What you have to do: Only a number is required: how many lines of the material contain the word "data"?
▼
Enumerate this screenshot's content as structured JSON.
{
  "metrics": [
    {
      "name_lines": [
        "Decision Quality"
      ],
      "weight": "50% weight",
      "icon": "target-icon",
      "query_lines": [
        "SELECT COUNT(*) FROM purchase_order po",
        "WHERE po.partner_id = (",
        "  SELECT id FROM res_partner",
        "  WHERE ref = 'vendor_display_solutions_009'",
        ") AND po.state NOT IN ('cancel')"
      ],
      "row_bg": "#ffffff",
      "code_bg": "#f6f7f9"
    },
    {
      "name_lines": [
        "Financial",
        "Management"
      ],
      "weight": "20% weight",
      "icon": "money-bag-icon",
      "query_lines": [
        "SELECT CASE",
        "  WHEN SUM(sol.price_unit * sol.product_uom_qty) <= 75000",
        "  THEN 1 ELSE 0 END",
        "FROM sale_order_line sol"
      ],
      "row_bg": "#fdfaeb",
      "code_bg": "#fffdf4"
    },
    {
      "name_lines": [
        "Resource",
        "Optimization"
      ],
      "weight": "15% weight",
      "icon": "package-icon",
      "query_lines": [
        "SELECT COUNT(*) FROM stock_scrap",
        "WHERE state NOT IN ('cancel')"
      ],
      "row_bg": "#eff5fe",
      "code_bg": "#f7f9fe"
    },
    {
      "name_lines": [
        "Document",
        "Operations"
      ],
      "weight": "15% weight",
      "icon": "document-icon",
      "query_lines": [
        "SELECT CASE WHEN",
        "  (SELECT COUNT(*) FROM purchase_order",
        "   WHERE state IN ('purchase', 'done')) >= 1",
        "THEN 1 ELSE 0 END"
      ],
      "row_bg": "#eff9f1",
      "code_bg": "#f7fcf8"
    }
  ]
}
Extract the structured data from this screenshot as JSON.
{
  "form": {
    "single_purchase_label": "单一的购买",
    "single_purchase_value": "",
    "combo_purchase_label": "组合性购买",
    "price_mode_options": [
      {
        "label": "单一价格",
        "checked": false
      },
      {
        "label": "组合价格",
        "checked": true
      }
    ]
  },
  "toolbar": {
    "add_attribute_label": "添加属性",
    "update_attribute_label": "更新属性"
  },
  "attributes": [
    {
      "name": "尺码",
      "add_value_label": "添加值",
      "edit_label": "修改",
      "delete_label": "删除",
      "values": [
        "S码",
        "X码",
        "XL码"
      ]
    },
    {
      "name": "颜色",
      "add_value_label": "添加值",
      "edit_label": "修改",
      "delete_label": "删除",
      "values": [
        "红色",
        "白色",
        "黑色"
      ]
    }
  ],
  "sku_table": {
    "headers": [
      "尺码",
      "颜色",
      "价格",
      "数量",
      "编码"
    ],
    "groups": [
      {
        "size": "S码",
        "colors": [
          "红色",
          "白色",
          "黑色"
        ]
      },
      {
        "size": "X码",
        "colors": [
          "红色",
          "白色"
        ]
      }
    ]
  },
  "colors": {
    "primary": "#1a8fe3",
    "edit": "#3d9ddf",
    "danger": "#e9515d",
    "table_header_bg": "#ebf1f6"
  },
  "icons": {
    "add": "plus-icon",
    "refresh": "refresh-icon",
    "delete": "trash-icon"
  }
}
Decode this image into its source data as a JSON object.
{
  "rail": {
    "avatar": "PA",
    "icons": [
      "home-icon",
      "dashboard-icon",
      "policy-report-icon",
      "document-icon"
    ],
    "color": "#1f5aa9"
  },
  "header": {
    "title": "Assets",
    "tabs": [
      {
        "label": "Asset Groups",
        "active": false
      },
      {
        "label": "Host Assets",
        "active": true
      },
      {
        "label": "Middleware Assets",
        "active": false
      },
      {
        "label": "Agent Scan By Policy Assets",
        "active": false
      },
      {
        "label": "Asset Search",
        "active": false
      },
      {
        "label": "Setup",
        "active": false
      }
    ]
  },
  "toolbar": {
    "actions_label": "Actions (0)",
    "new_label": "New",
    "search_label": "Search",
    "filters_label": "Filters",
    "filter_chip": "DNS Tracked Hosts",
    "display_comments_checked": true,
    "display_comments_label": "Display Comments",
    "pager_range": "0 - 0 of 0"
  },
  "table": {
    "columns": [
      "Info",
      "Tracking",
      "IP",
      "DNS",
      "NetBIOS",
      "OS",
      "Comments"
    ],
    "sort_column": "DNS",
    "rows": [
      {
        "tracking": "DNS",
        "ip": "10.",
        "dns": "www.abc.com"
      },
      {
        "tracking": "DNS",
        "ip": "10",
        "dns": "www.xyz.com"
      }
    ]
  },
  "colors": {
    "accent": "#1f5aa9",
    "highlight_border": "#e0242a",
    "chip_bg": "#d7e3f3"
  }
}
▲
▼
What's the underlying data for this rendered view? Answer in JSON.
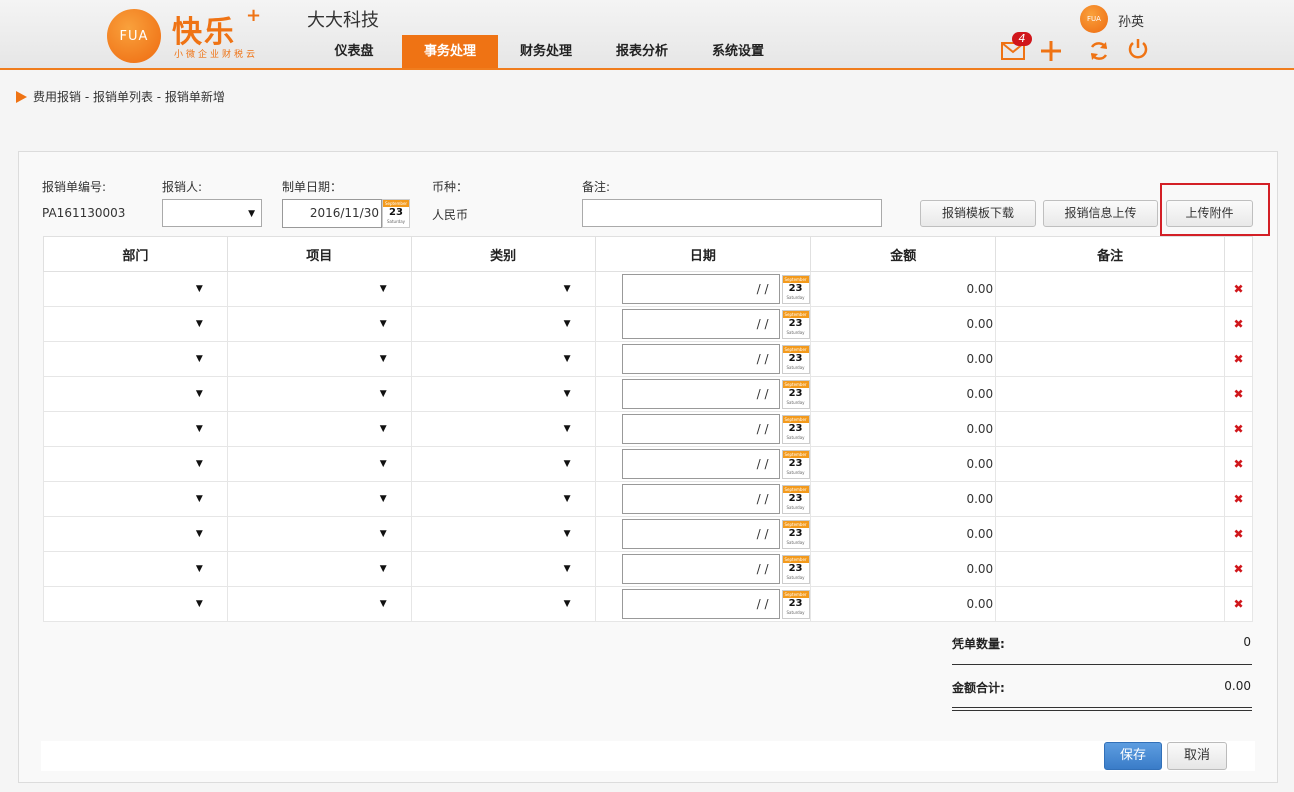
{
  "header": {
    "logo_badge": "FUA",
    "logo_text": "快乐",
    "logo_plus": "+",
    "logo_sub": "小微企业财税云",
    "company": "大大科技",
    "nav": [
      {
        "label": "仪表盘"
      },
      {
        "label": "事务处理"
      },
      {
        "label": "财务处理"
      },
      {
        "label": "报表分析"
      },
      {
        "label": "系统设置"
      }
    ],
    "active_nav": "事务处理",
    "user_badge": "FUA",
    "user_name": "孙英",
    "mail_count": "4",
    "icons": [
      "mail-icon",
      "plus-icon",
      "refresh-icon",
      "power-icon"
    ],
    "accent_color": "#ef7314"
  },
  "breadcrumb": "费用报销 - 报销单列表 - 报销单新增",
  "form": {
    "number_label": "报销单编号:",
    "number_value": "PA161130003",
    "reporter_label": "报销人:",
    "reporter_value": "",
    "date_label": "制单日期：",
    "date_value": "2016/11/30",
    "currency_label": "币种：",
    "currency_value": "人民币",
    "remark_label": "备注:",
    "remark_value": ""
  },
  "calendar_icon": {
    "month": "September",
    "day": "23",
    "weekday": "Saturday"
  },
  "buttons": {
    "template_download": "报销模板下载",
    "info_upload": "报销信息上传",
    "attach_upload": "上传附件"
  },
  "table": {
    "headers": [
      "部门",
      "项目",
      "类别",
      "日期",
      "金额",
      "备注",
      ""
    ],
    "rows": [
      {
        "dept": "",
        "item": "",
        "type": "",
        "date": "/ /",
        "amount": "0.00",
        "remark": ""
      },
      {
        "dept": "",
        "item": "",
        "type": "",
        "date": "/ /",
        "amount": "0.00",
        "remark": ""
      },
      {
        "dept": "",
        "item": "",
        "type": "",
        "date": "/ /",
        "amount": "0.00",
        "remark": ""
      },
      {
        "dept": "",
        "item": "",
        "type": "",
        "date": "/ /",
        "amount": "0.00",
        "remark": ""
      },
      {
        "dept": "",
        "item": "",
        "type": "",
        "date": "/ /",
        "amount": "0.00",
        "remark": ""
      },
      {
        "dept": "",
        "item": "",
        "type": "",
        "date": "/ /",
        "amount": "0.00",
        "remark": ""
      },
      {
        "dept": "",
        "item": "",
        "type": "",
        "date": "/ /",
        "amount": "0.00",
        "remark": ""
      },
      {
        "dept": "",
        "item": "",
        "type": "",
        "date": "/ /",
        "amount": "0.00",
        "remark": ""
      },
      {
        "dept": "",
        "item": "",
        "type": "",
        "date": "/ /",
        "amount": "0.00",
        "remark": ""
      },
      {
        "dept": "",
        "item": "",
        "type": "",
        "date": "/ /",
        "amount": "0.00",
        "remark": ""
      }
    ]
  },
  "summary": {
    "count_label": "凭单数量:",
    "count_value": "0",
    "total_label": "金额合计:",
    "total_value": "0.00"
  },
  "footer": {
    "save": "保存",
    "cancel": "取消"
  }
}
▲
Output for this exercise: 3